[Your instructions] Show every line in the entries below where the word "name" appears.

-- start of Data listing --

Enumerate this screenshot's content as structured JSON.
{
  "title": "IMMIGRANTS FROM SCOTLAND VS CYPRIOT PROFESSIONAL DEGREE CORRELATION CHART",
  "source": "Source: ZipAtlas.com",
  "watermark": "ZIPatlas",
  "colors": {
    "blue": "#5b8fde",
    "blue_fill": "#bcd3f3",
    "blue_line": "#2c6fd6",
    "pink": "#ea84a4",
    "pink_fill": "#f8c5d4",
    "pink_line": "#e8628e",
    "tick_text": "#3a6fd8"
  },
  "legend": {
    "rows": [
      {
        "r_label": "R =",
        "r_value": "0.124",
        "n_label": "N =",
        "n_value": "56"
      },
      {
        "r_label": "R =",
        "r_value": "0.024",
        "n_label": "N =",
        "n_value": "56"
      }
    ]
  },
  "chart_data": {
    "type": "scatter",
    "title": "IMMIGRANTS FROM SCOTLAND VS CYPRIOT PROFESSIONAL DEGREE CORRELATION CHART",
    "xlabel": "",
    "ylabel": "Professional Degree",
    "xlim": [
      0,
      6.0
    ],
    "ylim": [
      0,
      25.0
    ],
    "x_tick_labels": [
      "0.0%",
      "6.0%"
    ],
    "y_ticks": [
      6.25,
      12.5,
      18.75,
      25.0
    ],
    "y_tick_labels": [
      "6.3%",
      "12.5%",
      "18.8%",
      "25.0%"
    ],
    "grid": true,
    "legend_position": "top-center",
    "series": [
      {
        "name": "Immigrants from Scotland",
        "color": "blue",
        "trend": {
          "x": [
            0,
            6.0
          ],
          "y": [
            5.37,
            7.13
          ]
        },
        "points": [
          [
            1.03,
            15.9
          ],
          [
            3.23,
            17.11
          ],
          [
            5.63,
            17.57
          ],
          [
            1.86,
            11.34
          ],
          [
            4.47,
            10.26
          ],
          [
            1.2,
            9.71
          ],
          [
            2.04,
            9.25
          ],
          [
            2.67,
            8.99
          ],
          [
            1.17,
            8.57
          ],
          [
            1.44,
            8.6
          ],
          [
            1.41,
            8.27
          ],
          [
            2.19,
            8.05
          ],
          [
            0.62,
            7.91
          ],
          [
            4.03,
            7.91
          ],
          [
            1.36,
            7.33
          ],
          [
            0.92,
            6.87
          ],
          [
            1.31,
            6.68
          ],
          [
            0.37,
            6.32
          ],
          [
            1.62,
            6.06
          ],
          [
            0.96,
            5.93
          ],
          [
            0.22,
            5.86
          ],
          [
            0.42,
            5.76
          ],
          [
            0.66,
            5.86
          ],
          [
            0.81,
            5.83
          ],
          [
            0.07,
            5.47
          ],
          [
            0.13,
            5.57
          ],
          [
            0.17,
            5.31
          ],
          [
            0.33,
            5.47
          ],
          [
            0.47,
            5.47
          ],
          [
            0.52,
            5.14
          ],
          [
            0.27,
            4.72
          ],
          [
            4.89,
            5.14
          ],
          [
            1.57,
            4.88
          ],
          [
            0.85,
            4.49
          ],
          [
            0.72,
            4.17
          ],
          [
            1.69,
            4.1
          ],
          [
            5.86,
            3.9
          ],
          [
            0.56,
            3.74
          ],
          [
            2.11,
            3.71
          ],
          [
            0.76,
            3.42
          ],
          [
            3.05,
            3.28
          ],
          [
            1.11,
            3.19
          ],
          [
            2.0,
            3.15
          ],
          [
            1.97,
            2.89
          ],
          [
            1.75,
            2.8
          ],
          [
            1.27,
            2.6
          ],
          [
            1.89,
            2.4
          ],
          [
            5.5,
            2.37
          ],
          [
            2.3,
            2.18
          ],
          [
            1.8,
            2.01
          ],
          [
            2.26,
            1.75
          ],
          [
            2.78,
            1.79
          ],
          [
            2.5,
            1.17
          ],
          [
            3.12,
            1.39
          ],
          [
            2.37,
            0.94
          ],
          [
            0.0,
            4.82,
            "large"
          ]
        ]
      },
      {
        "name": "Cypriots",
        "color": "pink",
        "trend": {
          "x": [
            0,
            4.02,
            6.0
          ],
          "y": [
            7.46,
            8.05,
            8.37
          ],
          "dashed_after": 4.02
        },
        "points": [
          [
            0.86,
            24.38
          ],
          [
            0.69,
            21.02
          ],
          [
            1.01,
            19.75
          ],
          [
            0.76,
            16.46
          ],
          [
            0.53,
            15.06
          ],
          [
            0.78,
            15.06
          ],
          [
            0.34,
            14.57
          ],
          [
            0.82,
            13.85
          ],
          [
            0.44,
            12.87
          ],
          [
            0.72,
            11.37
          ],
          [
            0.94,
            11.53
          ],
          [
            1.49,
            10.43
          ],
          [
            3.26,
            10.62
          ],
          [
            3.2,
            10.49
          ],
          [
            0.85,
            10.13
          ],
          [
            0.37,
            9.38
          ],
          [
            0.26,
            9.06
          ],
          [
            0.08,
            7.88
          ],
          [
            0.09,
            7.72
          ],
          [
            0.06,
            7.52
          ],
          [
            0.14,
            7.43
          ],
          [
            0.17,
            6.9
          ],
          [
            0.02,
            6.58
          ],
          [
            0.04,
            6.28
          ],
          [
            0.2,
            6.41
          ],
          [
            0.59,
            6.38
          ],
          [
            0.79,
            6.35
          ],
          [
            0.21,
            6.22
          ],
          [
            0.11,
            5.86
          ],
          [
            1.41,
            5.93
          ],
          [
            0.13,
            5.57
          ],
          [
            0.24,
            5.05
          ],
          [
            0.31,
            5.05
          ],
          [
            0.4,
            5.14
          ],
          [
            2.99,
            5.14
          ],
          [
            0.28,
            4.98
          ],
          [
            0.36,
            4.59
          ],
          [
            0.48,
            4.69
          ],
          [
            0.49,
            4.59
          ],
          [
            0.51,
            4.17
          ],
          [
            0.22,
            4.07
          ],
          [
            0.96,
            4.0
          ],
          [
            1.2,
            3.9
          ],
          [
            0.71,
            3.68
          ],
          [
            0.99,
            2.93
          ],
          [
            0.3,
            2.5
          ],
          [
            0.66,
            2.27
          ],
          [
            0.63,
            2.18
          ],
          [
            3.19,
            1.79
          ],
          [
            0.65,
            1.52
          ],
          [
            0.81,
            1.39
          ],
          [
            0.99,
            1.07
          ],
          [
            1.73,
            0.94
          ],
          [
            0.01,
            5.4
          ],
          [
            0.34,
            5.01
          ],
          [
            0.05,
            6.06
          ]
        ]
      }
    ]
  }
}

-- end of Data listing --

[Exercise result]
        "name": "Immigrants from Scotland",
        "name": "Cypriots",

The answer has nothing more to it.